▸ Texte source
····················

Je n'avais pas été emballé par le précédent livre de Thesmar et Landier ("Le grand méchant marché"), les auteurs faisant preuve à mes yeux d'un trop grand parti pris, et d'un manque de recul sur certains points (conclure par exemple que les OPA sont toujours bonnes pour les salariés parce qu'une étude a montré qu'en moyenne, sur un échantillon donné, l'emploi et les salaires augmentent, c'est faire abstraction d'un certain nombre d'autres paramètres importants).
Dans ce nouveau livre, le propos des auteurs est beaucoup plus équilibré, mieux fondé, et plus consensuel. Ils partent du constat que le marché ne peut pas fonctionner correctement seul, que l'intervention de l'Etat est nécessaire, à la fois pour le faire fonctionner correctement, mais également afin de protéger les individus, parfois contre eux-mêmes. Ce constat s'appuie sur la littérature théorique, empirique et expérimentale récente en économie, en gestion et en psychologie.

····················

▸ Parties de l'exercice
1/ Dans la critique du livre de Thesmar et Landier, pourquoi leur précédent ouvrage, « Le grand méchant marché », n'avait-il pas convaincu ? Répondez en une à trois phrases.
2/ Poursuivez la critique du livre de Thesmar et Landier à partir de sa dernière phrase.
Le matériel qui vient ensuite ne joue aucun rôle ici.

Éléments répertoriés dans un jeu de données:
····················

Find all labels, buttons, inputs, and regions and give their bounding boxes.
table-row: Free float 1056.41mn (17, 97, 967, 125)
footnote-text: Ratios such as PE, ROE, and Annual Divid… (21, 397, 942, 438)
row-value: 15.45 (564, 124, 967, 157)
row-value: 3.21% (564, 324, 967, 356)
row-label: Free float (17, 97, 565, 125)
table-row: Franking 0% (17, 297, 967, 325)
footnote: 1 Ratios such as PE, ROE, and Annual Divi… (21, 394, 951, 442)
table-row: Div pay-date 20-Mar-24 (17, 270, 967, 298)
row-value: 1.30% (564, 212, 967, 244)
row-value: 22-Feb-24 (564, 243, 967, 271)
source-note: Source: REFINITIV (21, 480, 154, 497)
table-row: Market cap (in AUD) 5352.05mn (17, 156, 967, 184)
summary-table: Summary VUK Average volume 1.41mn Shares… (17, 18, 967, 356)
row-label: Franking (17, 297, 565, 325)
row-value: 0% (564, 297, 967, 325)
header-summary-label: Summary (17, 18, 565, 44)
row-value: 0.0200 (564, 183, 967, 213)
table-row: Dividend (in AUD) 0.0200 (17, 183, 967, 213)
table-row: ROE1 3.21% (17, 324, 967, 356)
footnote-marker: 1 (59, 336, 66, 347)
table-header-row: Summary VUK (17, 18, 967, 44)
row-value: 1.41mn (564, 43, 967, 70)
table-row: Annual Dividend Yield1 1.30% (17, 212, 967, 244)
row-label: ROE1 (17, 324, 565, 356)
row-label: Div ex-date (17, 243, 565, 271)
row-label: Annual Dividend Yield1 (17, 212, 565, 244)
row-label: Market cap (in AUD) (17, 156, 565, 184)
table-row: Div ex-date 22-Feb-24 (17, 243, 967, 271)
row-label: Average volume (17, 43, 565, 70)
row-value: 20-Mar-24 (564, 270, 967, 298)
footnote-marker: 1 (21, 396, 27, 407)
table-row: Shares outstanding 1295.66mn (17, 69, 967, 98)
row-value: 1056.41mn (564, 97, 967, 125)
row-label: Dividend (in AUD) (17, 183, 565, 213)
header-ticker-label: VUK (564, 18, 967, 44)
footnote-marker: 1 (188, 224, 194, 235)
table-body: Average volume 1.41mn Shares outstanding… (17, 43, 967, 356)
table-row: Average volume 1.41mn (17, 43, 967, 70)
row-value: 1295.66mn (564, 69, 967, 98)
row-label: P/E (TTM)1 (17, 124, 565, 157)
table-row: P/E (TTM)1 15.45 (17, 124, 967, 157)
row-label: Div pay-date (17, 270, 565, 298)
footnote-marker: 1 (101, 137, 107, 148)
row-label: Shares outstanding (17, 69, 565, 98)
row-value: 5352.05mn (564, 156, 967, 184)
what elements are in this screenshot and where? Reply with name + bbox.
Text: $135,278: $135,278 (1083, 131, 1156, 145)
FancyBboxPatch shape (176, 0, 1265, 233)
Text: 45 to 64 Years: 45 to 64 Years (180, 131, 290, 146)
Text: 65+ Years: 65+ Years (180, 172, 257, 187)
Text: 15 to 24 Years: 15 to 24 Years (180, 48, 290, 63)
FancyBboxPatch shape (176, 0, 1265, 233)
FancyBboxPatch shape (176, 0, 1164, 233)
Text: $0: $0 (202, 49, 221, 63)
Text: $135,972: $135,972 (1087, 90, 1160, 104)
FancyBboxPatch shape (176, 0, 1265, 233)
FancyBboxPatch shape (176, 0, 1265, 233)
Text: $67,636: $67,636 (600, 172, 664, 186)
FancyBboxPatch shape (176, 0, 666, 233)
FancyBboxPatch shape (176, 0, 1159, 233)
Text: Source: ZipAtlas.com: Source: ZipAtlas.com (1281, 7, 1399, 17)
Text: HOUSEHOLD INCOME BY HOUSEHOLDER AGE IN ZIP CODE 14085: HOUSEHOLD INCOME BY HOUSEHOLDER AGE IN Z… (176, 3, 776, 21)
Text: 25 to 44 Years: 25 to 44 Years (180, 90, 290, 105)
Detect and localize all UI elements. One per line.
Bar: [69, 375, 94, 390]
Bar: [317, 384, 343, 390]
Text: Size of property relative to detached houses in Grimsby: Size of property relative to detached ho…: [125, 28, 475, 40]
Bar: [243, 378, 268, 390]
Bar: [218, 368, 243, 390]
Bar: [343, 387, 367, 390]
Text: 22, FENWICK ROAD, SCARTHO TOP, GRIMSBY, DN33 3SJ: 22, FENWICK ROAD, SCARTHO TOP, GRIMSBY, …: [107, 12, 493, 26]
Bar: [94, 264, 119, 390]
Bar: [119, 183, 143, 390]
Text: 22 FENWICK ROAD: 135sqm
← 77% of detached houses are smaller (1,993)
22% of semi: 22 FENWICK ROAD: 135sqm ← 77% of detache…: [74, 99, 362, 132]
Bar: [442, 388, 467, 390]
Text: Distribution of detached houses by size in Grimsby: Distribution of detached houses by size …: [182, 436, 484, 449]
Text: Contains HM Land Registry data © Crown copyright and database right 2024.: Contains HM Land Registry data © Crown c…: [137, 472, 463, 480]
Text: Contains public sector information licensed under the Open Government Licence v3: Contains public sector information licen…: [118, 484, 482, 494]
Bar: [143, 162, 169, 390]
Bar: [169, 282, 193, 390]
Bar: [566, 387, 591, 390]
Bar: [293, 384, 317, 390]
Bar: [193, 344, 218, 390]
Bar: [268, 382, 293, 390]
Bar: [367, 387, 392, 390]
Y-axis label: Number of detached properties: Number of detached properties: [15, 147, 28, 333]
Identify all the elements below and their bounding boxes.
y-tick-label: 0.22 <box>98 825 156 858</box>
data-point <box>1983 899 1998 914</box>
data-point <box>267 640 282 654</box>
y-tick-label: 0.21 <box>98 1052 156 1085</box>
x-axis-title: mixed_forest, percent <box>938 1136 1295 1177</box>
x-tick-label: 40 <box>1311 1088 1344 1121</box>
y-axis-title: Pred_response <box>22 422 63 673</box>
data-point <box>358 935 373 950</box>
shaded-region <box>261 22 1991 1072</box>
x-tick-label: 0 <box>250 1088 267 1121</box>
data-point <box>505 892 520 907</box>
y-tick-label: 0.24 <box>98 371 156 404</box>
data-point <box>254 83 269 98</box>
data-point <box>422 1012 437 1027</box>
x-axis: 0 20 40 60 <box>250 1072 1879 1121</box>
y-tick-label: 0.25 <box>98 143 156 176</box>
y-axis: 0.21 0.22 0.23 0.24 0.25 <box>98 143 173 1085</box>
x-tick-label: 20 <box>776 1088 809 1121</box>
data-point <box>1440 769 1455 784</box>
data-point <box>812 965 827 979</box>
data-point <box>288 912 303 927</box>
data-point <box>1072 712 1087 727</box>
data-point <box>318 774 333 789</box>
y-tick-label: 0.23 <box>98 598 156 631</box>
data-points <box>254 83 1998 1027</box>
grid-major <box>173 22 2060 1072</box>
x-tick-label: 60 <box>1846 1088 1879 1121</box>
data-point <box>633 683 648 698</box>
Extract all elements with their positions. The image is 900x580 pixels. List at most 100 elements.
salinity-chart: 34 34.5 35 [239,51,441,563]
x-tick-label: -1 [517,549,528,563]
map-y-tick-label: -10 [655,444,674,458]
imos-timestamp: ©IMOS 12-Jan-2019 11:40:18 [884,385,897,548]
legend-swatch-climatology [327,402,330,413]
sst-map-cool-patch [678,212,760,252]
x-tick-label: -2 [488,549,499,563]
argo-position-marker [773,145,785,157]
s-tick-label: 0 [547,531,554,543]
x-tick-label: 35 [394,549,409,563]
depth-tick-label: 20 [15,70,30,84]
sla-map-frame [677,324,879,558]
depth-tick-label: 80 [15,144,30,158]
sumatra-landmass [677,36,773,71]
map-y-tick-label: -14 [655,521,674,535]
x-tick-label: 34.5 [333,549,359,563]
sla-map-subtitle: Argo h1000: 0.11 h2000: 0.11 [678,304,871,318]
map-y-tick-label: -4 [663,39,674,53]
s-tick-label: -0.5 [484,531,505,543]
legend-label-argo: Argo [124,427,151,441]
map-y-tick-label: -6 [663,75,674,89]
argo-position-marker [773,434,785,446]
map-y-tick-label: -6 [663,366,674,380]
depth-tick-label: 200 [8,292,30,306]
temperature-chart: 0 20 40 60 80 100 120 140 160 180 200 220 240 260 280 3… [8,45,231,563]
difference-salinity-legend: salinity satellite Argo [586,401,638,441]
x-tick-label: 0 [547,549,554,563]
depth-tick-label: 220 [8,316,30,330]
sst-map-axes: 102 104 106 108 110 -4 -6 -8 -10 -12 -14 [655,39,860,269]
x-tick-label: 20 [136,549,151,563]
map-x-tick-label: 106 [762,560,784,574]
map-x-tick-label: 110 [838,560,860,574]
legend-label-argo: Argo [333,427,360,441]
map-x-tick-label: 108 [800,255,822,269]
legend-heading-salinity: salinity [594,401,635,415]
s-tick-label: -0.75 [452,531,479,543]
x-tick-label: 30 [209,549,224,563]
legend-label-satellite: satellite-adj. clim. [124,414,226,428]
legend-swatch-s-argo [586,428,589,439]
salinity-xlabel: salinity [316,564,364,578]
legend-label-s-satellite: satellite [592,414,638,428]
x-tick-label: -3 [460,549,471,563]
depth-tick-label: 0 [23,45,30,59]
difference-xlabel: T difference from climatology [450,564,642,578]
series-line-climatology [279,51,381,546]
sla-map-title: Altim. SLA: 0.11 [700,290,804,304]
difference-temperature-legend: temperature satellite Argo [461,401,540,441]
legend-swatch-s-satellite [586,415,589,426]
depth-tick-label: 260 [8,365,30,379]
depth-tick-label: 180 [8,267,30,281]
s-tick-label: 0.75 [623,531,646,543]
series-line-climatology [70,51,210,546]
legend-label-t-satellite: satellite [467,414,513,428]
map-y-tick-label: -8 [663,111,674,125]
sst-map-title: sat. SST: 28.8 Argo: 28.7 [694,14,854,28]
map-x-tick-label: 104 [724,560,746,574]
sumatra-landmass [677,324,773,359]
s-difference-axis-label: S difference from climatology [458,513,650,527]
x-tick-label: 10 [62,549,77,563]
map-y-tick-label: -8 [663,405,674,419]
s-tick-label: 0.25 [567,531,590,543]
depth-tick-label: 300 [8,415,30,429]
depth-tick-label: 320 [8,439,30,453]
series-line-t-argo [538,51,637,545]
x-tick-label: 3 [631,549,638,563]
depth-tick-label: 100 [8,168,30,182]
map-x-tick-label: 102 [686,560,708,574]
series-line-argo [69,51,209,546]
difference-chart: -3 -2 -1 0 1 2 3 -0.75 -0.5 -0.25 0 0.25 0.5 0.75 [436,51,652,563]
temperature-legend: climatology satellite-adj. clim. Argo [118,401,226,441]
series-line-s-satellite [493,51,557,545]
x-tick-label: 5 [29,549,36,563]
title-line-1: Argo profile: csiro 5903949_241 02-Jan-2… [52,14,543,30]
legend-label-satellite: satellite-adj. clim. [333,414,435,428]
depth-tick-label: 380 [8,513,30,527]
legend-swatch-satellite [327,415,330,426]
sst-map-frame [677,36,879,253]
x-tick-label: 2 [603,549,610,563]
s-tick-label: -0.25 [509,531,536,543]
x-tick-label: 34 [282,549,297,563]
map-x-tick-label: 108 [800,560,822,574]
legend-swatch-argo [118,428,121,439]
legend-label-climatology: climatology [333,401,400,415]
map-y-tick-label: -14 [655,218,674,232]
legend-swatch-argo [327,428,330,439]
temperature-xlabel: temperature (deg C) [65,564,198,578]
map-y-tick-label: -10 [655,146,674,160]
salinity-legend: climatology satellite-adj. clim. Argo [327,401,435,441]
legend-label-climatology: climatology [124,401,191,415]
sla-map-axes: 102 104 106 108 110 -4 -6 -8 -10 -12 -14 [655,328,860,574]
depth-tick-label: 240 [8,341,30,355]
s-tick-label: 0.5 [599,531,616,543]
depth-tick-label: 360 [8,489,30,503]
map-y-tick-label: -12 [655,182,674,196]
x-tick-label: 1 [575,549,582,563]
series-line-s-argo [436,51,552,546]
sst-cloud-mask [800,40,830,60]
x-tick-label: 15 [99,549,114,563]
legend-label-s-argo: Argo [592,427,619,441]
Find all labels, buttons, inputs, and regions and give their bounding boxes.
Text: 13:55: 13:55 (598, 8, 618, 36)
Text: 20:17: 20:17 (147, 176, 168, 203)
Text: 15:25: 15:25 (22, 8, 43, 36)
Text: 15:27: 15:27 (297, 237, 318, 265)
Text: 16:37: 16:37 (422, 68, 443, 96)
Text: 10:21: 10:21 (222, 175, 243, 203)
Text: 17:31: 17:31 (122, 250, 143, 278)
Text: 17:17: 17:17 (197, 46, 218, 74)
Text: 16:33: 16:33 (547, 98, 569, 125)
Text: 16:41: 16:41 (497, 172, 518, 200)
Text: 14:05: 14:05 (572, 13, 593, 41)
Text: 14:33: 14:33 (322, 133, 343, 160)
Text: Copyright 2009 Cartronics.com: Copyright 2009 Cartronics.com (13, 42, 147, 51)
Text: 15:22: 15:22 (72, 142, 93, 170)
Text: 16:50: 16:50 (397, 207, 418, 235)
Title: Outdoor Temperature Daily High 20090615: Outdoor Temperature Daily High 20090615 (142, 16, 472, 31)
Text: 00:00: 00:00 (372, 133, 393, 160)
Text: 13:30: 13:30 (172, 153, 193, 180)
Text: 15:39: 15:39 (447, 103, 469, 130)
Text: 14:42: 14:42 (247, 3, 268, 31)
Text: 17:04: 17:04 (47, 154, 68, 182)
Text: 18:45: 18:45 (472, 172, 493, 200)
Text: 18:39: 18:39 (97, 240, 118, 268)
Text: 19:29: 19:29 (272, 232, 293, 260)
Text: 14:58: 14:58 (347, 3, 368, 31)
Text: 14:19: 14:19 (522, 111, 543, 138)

····················

▸ Résultats par tâche
1/ Les auteurs y faisaient preuve d'un trop grand parti pris et d'un manque de recul sur certains points. Ils concluaient par exemple que les OPA sont toujours bonnes pour les salariés parce qu'une étude avait montré qu'en moyenne, sur un échantillon donné, l'emploi et les salaires augmentent. Cela revient à faire abstraction d'un certain nombre d'autres paramètres importants.

2/
Dans un deuxième temps, l'argument du besoin d'un recours à l'Etat est nuancé par le fait que l'action de l'Etat peut elle-même être capturée par des intérêts particuliers ou par un agenda politique court-termiste, et par conséquent mal remplir son rôle, détériorant parfois la situation. Les auteurs donnent beaucoup d'exemples de ces problèmes, notamment pour la France, où la possibilité même que l'Etat puisse ne pas agir dans le sens de l'intérêt général est presque toujours occulté. Un constat fréquent des auteurs est par exemple qu'en France, la possibilité de conflits d'intérêts concernant les décideurs politiques et les hauts fonctionnaires est tout simplement nié dès l'origine, empêchant toute réflexion constructive à ce sujet (le fait que le livre soit sorti quelques mois avant l'affaire Woerth donne d'ailleurs une pertinence particulière à certains propos tenus).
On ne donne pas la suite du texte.